▸ **Dataset rows**:

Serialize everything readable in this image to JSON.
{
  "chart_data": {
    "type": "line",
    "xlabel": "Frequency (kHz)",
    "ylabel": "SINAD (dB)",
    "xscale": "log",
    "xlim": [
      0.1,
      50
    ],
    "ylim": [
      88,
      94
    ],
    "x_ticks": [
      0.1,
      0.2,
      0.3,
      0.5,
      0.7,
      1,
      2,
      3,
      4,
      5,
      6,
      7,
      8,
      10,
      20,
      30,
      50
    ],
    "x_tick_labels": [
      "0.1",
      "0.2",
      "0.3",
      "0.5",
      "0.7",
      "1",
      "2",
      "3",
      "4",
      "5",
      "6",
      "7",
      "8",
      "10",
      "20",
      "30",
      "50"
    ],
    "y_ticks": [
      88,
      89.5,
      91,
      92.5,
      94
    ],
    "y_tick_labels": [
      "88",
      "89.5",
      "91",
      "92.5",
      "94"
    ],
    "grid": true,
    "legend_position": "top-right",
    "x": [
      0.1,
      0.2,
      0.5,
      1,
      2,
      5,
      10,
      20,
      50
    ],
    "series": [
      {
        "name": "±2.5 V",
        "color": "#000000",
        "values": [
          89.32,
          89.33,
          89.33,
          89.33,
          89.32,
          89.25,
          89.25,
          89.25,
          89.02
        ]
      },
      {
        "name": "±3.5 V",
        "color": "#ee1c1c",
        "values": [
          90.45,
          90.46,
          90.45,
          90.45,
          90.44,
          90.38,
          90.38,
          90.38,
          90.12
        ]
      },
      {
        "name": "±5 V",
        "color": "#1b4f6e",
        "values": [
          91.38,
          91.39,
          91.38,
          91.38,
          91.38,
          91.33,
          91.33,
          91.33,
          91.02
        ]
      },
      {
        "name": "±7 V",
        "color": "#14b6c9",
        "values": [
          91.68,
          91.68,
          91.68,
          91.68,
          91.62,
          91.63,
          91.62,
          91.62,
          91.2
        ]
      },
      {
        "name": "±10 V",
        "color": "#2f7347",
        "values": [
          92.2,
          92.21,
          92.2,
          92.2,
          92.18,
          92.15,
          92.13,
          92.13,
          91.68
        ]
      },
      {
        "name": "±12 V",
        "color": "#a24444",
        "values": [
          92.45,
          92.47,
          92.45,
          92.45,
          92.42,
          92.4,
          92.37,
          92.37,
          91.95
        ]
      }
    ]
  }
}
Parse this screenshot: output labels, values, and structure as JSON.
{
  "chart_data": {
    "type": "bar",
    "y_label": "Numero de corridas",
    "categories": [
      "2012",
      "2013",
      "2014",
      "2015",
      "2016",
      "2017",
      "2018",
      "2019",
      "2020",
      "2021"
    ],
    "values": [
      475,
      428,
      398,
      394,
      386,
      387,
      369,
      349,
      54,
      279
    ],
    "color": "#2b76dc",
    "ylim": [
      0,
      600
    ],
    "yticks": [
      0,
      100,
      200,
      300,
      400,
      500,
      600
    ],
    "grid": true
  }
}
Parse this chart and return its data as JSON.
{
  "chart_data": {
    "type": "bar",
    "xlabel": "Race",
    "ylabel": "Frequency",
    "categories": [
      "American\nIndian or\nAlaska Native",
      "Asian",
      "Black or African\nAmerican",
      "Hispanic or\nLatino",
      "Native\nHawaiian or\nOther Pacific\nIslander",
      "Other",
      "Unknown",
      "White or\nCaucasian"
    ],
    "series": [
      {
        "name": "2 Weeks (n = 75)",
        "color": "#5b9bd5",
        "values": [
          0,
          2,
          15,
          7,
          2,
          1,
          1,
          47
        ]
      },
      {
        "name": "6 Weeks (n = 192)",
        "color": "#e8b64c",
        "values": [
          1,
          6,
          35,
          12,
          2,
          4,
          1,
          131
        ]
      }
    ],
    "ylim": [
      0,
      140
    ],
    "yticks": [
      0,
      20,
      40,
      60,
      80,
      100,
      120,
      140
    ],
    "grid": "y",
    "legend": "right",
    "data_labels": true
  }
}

▸ **Your instructions**: Give a word-for-word copy of the records.

▸ **Solution to the problem**:
Serialize everything readable in this image to JSON.
{
  "chart_data": {
    "type": "line",
    "xlabel": "Frequency (kHz)",
    "ylabel": "SINAD (dB)",
    "xscale": "log",
    "xlim": [
      0.1,
      50
    ],
    "ylim": [
      88,
      94
    ],
    "x_ticks": [
      0.1,
      0.2,
      0.3,
      0.5,
      0.7,
      1,
      2,
      3,
      4,
      5,
      6,
      7,
      8,
      10,
      20,
      30,
      50
    ],
    "x_tick_labels": [
      "0.1",
      "0.2",
      "0.3",
      "0.5",
      "0.7",
      "1",
      "2",
      "3",
      "4",
      "5",
      "6",
      "7",
      "8",
      "10",
      "20",
      "30",
      "50"
    ],
    "y_ticks": [
      88,
      89.5,
      91,
      92.5,
      94
    ],
    "y_tick_labels": [
      "88",
      "89.5",
      "91",
      "92.5",
      "94"
    ],
    "grid": true,
    "legend_position": "top-right",
    "x": [
      0.1,
      0.2,
      0.5,
      1,
      2,
      5,
      10,
      20,
      50
    ],
    "series": [
      {
        "name": "±2.5 V",
        "color": "#000000",
        "values": [
          89.32,
          89.33,
          89.33,
          89.33,
          89.32,
          89.25,
          89.25,
          89.25,
          89.02
        ]
      },
      {
        "name": "±3.5 V",
        "color": "#ee1c1c",
        "values": [
          90.45,
          90.46,
          90.45,
          90.45,
          90.44,
          90.38,
          90.38,
          90.38,
          90.12
        ]
      },
      {
        "name": "±5 V",
        "color": "#1b4f6e",
        "values": [
          91.38,
          91.39,
          91.38,
          91.38,
          91.38,
          91.33,
          91.33,
          91.33,
          91.02
        ]
      },
      {
        "name": "±7 V",
        "color": "#14b6c9",
        "values": [
          91.68,
          91.68,
          91.68,
          91.68,
          91.62,
          91.63,
          91.62,
          91.62,
          91.2
        ]
      },
      {
        "name": "±10 V",
        "color": "#2f7347",
        "values": [
          92.2,
          92.21,
          92.2,
          92.2,
          92.18,
          92.15,
          92.13,
          92.13,
          91.68
        ]
      },
      {
        "name": "±12 V",
        "color": "#a24444",
        "values": [
          92.45,
          92.47,
          92.45,
          92.45,
          92.42,
          92.4,
          92.37,
          92.37,
          91.95
        ]
      }
    ]
  }
}
Parse this screenshot: output labels, values, and structure as JSON.
{
  "chart_data": {
    "type": "bar",
    "y_label": "Numero de corridas",
    "categories": [
      "2012",
      "2013",
      "2014",
      "2015",
      "2016",
      "2017",
      "2018",
      "2019",
      "2020",
      "2021"
    ],
    "values": [
      475,
      428,
      398,
      394,
      386,
      387,
      369,
      349,
      54,
      279
    ],
    "color": "#2b76dc",
    "ylim": [
      0,
      600
    ],
    "yticks": [
      0,
      100,
      200,
      300,
      400,
      500,
      600
    ],
    "grid": true
  }
}
Parse this chart and return its data as JSON.
{
  "chart_data": {
    "type": "bar",
    "xlabel": "Race",
    "ylabel": "Frequency",
    "categories": [
      "American\nIndian or\nAlaska Native",
      "Asian",
      "Black or African\nAmerican",
      "Hispanic or\nLatino",
      "Native\nHawaiian or\nOther Pacific\nIslander",
      "Other",
      "Unknown",
      "White or\nCaucasian"
    ],
    "series": [
      {
        "name": "2 Weeks (n = 75)",
        "color": "#5b9bd5",
        "values": [
          0,
          2,
          15,
          7,
          2,
          1,
          1,
          47
        ]
      },
      {
        "name": "6 Weeks (n = 192)",
        "color": "#e8b64c",
        "values": [
          1,
          6,
          35,
          12,
          2,
          4,
          1,
          131
        ]
      }
    ],
    "ylim": [
      0,
      140
    ],
    "yticks": [
      0,
      20,
      40,
      60,
      80,
      100,
      120,
      140
    ],
    "grid": "y",
    "legend": "right",
    "data_labels": true
  }
}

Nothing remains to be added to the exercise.